Each line below that contains "labels" counts once; report the total and nothing more.

— START OF Dataset entries —

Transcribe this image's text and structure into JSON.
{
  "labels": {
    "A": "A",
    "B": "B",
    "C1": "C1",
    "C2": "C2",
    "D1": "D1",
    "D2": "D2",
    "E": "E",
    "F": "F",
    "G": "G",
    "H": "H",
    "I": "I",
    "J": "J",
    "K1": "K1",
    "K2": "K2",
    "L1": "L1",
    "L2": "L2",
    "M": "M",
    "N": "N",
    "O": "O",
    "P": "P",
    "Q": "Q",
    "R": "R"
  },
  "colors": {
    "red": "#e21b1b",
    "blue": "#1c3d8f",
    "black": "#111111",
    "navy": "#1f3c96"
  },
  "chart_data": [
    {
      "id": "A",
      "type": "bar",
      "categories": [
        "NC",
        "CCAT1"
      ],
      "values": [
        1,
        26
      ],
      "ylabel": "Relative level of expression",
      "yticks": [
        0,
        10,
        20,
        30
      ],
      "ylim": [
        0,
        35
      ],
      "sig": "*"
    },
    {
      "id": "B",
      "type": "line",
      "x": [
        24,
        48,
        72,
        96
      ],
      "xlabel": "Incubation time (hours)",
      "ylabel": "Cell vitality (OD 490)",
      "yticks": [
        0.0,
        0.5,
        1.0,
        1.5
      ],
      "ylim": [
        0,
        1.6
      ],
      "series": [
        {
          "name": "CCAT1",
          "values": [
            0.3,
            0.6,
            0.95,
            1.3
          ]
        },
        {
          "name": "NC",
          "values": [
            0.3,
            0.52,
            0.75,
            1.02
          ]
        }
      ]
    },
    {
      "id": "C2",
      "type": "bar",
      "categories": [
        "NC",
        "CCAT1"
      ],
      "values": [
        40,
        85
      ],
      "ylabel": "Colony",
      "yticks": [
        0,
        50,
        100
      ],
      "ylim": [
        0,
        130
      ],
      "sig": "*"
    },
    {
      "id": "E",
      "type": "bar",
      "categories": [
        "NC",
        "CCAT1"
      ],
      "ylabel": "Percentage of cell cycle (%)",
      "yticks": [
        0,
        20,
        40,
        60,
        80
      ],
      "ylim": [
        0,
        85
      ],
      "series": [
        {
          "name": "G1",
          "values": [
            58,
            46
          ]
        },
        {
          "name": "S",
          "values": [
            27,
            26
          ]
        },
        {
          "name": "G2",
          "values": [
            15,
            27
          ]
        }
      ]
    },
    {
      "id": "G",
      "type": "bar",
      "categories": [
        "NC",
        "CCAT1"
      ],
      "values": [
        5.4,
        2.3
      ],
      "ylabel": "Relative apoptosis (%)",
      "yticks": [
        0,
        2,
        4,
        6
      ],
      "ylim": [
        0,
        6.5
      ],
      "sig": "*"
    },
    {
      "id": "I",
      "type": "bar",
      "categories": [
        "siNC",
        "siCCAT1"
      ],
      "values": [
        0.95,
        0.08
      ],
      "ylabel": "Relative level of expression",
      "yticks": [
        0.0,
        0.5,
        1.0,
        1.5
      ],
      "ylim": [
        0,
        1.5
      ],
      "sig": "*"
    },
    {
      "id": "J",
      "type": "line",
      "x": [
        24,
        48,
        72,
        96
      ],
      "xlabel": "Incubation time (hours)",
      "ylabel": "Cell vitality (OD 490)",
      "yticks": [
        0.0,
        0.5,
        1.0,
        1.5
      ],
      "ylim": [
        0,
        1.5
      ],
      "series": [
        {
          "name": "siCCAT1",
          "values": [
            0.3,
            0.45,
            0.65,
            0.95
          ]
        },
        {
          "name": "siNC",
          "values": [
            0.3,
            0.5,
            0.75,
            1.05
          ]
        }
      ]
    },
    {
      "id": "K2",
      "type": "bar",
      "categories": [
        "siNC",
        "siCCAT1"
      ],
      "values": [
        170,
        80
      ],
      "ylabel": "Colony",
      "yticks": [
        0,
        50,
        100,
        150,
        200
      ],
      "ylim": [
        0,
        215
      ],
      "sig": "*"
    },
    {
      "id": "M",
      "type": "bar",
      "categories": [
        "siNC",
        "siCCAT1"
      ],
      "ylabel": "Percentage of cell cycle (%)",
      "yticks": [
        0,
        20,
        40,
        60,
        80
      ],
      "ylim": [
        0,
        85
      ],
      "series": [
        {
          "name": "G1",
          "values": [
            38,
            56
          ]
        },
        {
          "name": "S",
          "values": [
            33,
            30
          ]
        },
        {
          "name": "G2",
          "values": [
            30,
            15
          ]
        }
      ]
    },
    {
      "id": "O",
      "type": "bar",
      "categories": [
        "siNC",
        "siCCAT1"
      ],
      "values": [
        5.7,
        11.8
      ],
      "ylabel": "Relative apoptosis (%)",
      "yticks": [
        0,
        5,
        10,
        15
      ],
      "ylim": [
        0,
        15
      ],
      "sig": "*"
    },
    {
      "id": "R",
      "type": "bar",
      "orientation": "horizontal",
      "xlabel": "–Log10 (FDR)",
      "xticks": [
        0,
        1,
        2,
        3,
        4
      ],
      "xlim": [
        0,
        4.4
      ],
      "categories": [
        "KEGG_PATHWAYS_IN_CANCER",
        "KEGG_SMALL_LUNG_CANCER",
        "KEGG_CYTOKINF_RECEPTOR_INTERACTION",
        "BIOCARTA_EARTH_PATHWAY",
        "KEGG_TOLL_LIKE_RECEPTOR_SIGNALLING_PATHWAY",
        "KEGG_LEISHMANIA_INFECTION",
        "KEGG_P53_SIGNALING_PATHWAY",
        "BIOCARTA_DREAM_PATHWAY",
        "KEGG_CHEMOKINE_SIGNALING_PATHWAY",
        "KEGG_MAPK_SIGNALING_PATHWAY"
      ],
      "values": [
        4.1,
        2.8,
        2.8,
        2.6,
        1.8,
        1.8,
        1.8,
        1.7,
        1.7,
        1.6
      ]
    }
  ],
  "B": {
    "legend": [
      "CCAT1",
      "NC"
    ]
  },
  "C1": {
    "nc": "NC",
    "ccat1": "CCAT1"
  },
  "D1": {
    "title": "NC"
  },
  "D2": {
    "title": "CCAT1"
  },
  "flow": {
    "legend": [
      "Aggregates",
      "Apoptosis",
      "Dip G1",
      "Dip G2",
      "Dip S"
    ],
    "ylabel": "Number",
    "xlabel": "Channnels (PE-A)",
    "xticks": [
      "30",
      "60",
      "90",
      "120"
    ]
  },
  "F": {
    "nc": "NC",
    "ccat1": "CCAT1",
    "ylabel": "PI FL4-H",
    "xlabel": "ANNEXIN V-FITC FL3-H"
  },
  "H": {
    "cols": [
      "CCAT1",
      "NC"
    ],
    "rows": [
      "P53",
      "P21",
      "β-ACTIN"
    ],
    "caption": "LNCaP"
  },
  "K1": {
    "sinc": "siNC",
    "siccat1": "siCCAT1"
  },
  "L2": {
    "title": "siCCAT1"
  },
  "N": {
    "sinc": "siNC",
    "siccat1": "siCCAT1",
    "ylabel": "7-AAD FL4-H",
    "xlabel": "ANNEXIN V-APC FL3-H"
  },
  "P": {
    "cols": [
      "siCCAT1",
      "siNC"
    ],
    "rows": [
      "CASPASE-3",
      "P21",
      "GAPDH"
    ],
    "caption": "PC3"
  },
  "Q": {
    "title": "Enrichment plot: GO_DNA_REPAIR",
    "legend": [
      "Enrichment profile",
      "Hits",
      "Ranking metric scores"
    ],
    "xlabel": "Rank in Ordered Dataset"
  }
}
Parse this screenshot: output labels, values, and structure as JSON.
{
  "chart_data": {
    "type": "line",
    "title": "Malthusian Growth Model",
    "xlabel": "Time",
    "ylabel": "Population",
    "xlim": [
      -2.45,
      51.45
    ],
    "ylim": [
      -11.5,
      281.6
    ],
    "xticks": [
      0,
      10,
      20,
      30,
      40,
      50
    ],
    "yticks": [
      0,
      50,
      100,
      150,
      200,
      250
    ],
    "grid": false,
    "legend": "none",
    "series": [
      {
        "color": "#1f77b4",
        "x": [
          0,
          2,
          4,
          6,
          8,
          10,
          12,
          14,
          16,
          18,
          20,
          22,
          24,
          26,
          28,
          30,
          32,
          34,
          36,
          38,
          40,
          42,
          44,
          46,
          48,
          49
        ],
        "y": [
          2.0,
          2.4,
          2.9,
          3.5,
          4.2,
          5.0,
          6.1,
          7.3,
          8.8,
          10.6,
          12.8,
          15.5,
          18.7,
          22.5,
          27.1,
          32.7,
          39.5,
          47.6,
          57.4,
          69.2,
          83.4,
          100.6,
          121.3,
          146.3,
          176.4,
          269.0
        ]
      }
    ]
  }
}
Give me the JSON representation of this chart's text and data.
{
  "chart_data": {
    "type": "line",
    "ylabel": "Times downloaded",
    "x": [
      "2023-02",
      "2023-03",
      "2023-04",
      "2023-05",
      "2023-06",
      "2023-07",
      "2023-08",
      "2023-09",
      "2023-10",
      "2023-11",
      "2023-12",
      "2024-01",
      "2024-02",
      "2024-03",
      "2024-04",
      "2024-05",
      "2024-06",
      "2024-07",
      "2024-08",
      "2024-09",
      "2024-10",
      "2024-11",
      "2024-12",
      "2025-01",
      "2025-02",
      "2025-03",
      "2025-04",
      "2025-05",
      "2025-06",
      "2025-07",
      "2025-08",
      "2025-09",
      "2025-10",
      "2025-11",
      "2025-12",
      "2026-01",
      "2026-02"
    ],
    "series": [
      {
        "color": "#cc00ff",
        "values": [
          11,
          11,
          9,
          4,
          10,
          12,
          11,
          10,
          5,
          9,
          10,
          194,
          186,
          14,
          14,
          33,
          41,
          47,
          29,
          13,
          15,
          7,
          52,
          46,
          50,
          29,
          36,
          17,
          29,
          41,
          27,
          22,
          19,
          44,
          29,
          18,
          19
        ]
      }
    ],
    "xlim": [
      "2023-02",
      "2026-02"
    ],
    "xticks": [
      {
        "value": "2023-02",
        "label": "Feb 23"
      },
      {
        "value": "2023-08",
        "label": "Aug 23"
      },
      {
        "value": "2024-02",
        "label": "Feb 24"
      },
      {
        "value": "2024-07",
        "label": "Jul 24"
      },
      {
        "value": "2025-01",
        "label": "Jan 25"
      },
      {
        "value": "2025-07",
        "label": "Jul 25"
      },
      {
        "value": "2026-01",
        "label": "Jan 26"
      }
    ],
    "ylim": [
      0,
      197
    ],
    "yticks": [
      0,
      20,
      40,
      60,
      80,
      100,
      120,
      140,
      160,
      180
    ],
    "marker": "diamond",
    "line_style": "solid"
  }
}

— END OF Dataset entries —

Response below:
2